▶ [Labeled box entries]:
>> Start

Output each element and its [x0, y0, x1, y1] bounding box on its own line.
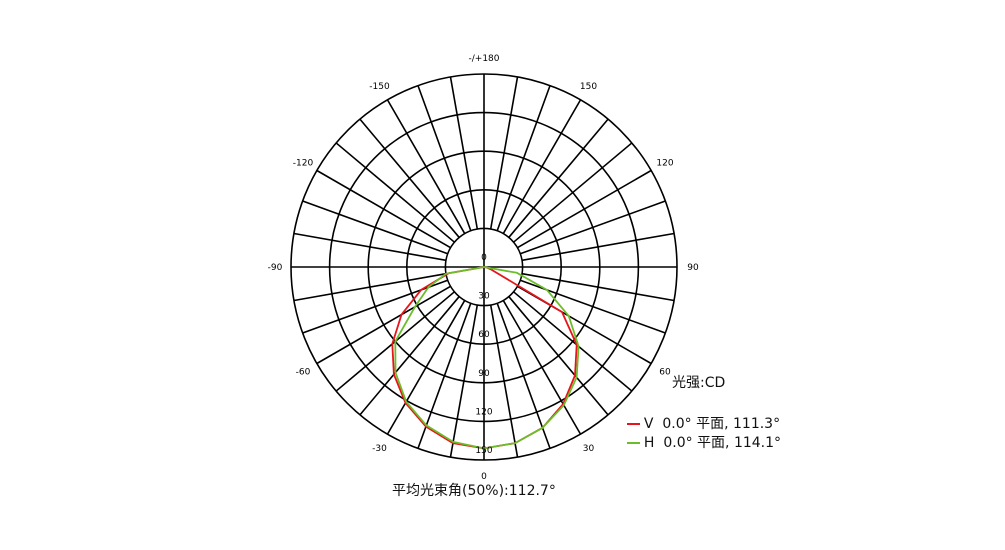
grid-spoke [359, 296, 460, 416]
grid-spoke [513, 291, 633, 392]
grid-spoke [513, 142, 633, 243]
angle-tick-label: 120 [656, 159, 673, 169]
grid-spoke [521, 232, 675, 262]
angle-tick-label: -90 [268, 263, 283, 273]
grid-spoke [302, 200, 449, 255]
legend-swatch-v [626, 423, 640, 425]
legend-item-v: V 0.0° 平面, 111.3° [618, 397, 780, 433]
grid-spoke [386, 300, 466, 435]
radial-tick-label: 120 [475, 407, 492, 417]
radial-tick-label: 30 [478, 292, 490, 302]
angle-tick-label: -120 [293, 159, 314, 169]
tick-labels: 0 30 60 90 120 150 -/+180 150 120 90 60 30 0 -30 -60 -9… [268, 54, 699, 482]
legend-label-v: V 0.0° 平面, 111.3° [643, 416, 781, 432]
grid-spoke [316, 169, 451, 249]
legend-label-h: H 0.0° 平面, 114.1° [643, 435, 782, 451]
grid-spoke [508, 296, 609, 416]
grid-spoke [489, 304, 519, 458]
radial-tick-label: 0 [481, 253, 487, 263]
angle-tick-label: -60 [296, 368, 311, 378]
grid-spoke [449, 76, 479, 230]
angle-tick-label: 0 [481, 472, 487, 482]
grid-spoke [335, 142, 455, 243]
radial-tick-label: 90 [478, 369, 490, 379]
angle-tick-label: -30 [372, 444, 387, 454]
grid-spoke [496, 85, 551, 232]
beam-angle-footer: 平均光束角(50%):112.7° [392, 483, 556, 499]
grid-spoke [386, 99, 466, 234]
grid-spoke [502, 99, 582, 234]
grid-spoke [293, 232, 447, 262]
grid-spoke [449, 304, 479, 458]
angle-tick-label: 90 [687, 263, 699, 273]
radial-tick-label: 60 [478, 330, 490, 340]
grid-spoke [521, 272, 675, 302]
grid-spoke [519, 200, 666, 255]
legend-item-h: H 0.0° 平面, 114.1° [618, 416, 781, 452]
angle-tick-label: 60 [659, 368, 671, 378]
grid-spoke [517, 169, 652, 249]
angle-tick-label: -150 [369, 82, 390, 92]
grid-spoke [502, 300, 582, 435]
series-curve-h [394, 266, 580, 450]
grid-spoke [359, 118, 460, 238]
radial-tick-label: 150 [475, 446, 492, 456]
grid-spoke [508, 118, 609, 238]
grid-spoke [417, 85, 472, 232]
legend-swatch-h [626, 442, 640, 444]
grid-spoke [496, 302, 551, 449]
angle-tick-label: 150 [580, 82, 597, 92]
grid-spoke [316, 285, 451, 365]
grid-spoke [302, 279, 449, 334]
grid-spoke [293, 272, 447, 302]
grid-spoke [417, 302, 472, 449]
angle-tick-label: -/+180 [469, 54, 500, 64]
grid-spoke [489, 76, 519, 230]
angle-tick-label: 30 [583, 444, 595, 454]
curves [391, 266, 580, 450]
unit-label: 光强:CD [672, 375, 726, 391]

>> End

Reproduce every line of the entries above word for word, omitting the pictures.

Output each element and its [x0, y0, x1, y1] bounding box on its own line.
grid-spoke [359, 296, 460, 416]
grid-spoke [513, 291, 633, 392]
grid-spoke [513, 142, 633, 243]
angle-tick-label: 120 [656, 159, 673, 169]
grid-spoke [521, 232, 675, 262]
angle-tick-label: -90 [268, 263, 283, 273]
grid-spoke [302, 200, 449, 255]
legend-swatch-v [626, 423, 640, 425]
legend-item-v: V 0.0° 平面, 111.3° [618, 397, 780, 433]
grid-spoke [386, 300, 466, 435]
radial-tick-label: 120 [475, 407, 492, 417]
radial-tick-label: 30 [478, 292, 490, 302]
angle-tick-label: -120 [293, 159, 314, 169]
tick-labels: 0 30 60 90 120 150 -/+180 150 120 90 60 30 0 -30 -60 -9… [268, 54, 699, 482]
legend-label-v: V 0.0° 平面, 111.3° [643, 416, 781, 432]
grid-spoke [316, 169, 451, 249]
legend-label-h: H 0.0° 平面, 114.1° [643, 435, 782, 451]
grid-spoke [508, 296, 609, 416]
grid-spoke [489, 304, 519, 458]
radial-tick-label: 0 [481, 253, 487, 263]
angle-tick-label: -60 [296, 368, 311, 378]
grid-spoke [449, 76, 479, 230]
angle-tick-label: 0 [481, 472, 487, 482]
grid-spoke [335, 142, 455, 243]
radial-tick-label: 90 [478, 369, 490, 379]
angle-tick-label: -30 [372, 444, 387, 454]
grid-spoke [496, 85, 551, 232]
beam-angle-footer: 平均光束角(50%):112.7° [392, 483, 556, 499]
grid-spoke [386, 99, 466, 234]
grid-spoke [502, 99, 582, 234]
grid-spoke [293, 232, 447, 262]
grid-spoke [449, 304, 479, 458]
angle-tick-label: 90 [687, 263, 699, 273]
radial-tick-label: 60 [478, 330, 490, 340]
grid-spoke [521, 272, 675, 302]
grid-spoke [519, 200, 666, 255]
legend-item-h: H 0.0° 平面, 114.1° [618, 416, 781, 452]
angle-tick-label: 60 [659, 368, 671, 378]
grid-spoke [517, 169, 652, 249]
angle-tick-label: -150 [369, 82, 390, 92]
grid-spoke [502, 300, 582, 435]
series-curve-h [394, 266, 580, 450]
grid-spoke [359, 118, 460, 238]
radial-tick-label: 150 [475, 446, 492, 456]
grid-spoke [508, 118, 609, 238]
grid-spoke [417, 85, 472, 232]
legend-swatch-h [626, 442, 640, 444]
grid-spoke [496, 302, 551, 449]
angle-tick-label: 150 [580, 82, 597, 92]
grid-spoke [316, 285, 451, 365]
grid-spoke [302, 279, 449, 334]
grid-spoke [293, 272, 447, 302]
grid-spoke [417, 302, 472, 449]
angle-tick-label: -/+180 [469, 54, 500, 64]
grid-spoke [489, 76, 519, 230]
angle-tick-label: 30 [583, 444, 595, 454]
curves [391, 266, 580, 450]
unit-label: 光强:CD [672, 375, 726, 391]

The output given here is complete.